TASK:
Transcribe the material below exactly as it appears.
* START ENTRIES SHOWN *
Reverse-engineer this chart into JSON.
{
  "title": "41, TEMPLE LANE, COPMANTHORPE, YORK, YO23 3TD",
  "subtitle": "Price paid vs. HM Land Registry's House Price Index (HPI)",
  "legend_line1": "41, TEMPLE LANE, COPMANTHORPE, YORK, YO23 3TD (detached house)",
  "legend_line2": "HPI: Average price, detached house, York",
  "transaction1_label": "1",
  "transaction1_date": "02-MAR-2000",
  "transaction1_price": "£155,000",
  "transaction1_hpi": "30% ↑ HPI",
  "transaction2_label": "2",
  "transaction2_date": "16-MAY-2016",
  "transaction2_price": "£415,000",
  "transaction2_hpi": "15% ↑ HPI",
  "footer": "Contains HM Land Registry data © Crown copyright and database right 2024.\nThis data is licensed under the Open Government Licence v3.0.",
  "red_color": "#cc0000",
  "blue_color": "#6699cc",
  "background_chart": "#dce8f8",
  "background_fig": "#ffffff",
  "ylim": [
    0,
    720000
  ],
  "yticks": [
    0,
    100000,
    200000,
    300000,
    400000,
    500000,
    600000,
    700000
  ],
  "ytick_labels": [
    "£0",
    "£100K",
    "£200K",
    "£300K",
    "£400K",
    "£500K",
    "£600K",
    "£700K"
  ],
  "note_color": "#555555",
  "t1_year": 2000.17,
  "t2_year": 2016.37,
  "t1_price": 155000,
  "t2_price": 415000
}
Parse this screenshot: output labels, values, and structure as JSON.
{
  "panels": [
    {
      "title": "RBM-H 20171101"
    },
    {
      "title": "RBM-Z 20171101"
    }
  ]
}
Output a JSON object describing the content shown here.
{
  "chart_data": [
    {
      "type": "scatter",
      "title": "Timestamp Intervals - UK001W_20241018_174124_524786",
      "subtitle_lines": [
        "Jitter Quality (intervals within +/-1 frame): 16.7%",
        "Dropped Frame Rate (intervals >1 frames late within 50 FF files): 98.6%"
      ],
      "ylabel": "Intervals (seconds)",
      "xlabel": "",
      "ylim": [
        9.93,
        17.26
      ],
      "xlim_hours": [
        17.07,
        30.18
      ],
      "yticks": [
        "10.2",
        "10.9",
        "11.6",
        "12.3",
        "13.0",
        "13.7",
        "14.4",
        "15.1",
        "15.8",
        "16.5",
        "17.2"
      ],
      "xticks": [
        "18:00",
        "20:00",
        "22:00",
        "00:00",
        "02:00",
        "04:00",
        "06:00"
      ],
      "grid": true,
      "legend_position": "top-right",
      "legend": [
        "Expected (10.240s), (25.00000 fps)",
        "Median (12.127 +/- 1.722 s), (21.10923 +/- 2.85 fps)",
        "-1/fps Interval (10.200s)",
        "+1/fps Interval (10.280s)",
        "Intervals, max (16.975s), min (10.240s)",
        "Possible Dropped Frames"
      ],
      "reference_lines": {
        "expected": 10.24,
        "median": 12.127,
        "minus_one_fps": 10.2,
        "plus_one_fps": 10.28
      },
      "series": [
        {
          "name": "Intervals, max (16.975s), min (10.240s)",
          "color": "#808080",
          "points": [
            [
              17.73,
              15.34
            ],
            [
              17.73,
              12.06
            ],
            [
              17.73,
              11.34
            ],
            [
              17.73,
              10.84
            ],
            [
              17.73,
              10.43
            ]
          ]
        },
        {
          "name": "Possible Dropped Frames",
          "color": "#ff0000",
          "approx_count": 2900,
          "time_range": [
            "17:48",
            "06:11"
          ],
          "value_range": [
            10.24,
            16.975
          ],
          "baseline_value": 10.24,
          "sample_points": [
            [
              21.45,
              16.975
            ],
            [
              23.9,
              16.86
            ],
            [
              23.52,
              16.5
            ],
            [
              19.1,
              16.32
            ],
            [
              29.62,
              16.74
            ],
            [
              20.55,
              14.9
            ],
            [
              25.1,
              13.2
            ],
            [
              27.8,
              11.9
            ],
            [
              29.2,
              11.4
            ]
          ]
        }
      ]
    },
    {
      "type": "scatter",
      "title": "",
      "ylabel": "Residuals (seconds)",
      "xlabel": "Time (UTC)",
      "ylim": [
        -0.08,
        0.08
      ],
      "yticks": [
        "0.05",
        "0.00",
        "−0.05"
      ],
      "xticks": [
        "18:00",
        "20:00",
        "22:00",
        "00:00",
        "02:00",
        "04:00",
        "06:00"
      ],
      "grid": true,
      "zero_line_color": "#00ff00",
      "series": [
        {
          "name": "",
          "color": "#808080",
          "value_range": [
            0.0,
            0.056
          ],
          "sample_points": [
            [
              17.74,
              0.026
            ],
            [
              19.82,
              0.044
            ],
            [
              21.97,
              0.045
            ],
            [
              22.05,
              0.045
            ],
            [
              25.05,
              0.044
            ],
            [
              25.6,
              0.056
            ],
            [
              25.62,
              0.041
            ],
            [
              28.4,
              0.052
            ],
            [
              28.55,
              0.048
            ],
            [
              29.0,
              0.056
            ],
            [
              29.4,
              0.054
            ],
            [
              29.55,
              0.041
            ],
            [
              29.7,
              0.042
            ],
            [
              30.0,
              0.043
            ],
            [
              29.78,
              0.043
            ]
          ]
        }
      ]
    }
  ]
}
* END ENTRIES SHOWN *
RESULT:
Reverse-engineer this chart into JSON.
{
  "title": "41, TEMPLE LANE, COPMANTHORPE, YORK, YO23 3TD",
  "subtitle": "Price paid vs. HM Land Registry's House Price Index (HPI)",
  "legend_line1": "41, TEMPLE LANE, COPMANTHORPE, YORK, YO23 3TD (detached house)",
  "legend_line2": "HPI: Average price, detached house, York",
  "transaction1_label": "1",
  "transaction1_date": "02-MAR-2000",
  "transaction1_price": "£155,000",
  "transaction1_hpi": "30% ↑ HPI",
  "transaction2_label": "2",
  "transaction2_date": "16-MAY-2016",
  "transaction2_price": "£415,000",
  "transaction2_hpi": "15% ↑ HPI",
  "footer": "Contains HM Land Registry data © Crown copyright and database right 2024.\nThis data is licensed under the Open Government Licence v3.0.",
  "red_color": "#cc0000",
  "blue_color": "#6699cc",
  "background_chart": "#dce8f8",
  "background_fig": "#ffffff",
  "ylim": [
    0,
    720000
  ],
  "yticks": [
    0,
    100000,
    200000,
    300000,
    400000,
    500000,
    600000,
    700000
  ],
  "ytick_labels": [
    "£0",
    "£100K",
    "£200K",
    "£300K",
    "£400K",
    "£500K",
    "£600K",
    "£700K"
  ],
  "note_color": "#555555",
  "t1_year": 2000.17,
  "t2_year": 2016.37,
  "t1_price": 155000,
  "t2_price": 415000
}
Parse this screenshot: output labels, values, and structure as JSON.
{
  "panels": [
    {
      "title": "RBM-H 20171101"
    },
    {
      "title": "RBM-Z 20171101"
    }
  ]
}
Output a JSON object describing the content shown here.
{
  "chart_data": [
    {
      "type": "scatter",
      "title": "Timestamp Intervals - UK001W_20241018_174124_524786",
      "subtitle_lines": [
        "Jitter Quality (intervals within +/-1 frame): 16.7%",
        "Dropped Frame Rate (intervals >1 frames late within 50 FF files): 98.6%"
      ],
      "ylabel": "Intervals (seconds)",
      "xlabel": "",
      "ylim": [
        9.93,
        17.26
      ],
      "xlim_hours": [
        17.07,
        30.18
      ],
      "yticks": [
        "10.2",
        "10.9",
        "11.6",
        "12.3",
        "13.0",
        "13.7",
        "14.4",
        "15.1",
        "15.8",
        "16.5",
        "17.2"
      ],
      "xticks": [
        "18:00",
        "20:00",
        "22:00",
        "00:00",
        "02:00",
        "04:00",
        "06:00"
      ],
      "grid": true,
      "legend_position": "top-right",
      "legend": [
        "Expected (10.240s), (25.00000 fps)",
        "Median (12.127 +/- 1.722 s), (21.10923 +/- 2.85 fps)",
        "-1/fps Interval (10.200s)",
        "+1/fps Interval (10.280s)",
        "Intervals, max (16.975s), min (10.240s)",
        "Possible Dropped Frames"
      ],
      "reference_lines": {
        "expected": 10.24,
        "median": 12.127,
        "minus_one_fps": 10.2,
        "plus_one_fps": 10.28
      },
      "series": [
        {
          "name": "Intervals, max (16.975s), min (10.240s)",
          "color": "#808080",
          "points": [
            [
              17.73,
              15.34
            ],
            [
              17.73,
              12.06
            ],
            [
              17.73,
              11.34
            ],
            [
              17.73,
              10.84
            ],
            [
              17.73,
              10.43
            ]
          ]
        },
        {
          "name": "Possible Dropped Frames",
          "color": "#ff0000",
          "approx_count": 2900,
          "time_range": [
            "17:48",
            "06:11"
          ],
          "value_range": [
            10.24,
            16.975
          ],
          "baseline_value": 10.24,
          "sample_points": [
            [
              21.45,
              16.975
            ],
            [
              23.9,
              16.86
            ],
            [
              23.52,
              16.5
            ],
            [
              19.1,
              16.32
            ],
            [
              29.62,
              16.74
            ],
            [
              20.55,
              14.9
            ],
            [
              25.1,
              13.2
            ],
            [
              27.8,
              11.9
            ],
            [
              29.2,
              11.4
            ]
          ]
        }
      ]
    },
    {
      "type": "scatter",
      "title": "",
      "ylabel": "Residuals (seconds)",
      "xlabel": "Time (UTC)",
      "ylim": [
        -0.08,
        0.08
      ],
      "yticks": [
        "0.05",
        "0.00",
        "−0.05"
      ],
      "xticks": [
        "18:00",
        "20:00",
        "22:00",
        "00:00",
        "02:00",
        "04:00",
        "06:00"
      ],
      "grid": true,
      "zero_line_color": "#00ff00",
      "series": [
        {
          "name": "",
          "color": "#808080",
          "value_range": [
            0.0,
            0.056
          ],
          "sample_points": [
            [
              17.74,
              0.026
            ],
            [
              19.82,
              0.044
            ],
            [
              21.97,
              0.045
            ],
            [
              22.05,
              0.045
            ],
            [
              25.05,
              0.044
            ],
            [
              25.6,
              0.056
            ],
            [
              25.62,
              0.041
            ],
            [
              28.4,
              0.052
            ],
            [
              28.55,
              0.048
            ],
            [
              29.0,
              0.056
            ],
            [
              29.4,
              0.054
            ],
            [
              29.55,
              0.041
            ],
            [
              29.7,
              0.042
            ],
            [
              30.0,
              0.043
            ],
            [
              29.78,
              0.043
            ]
          ]
        }
      ]
    }
  ]
}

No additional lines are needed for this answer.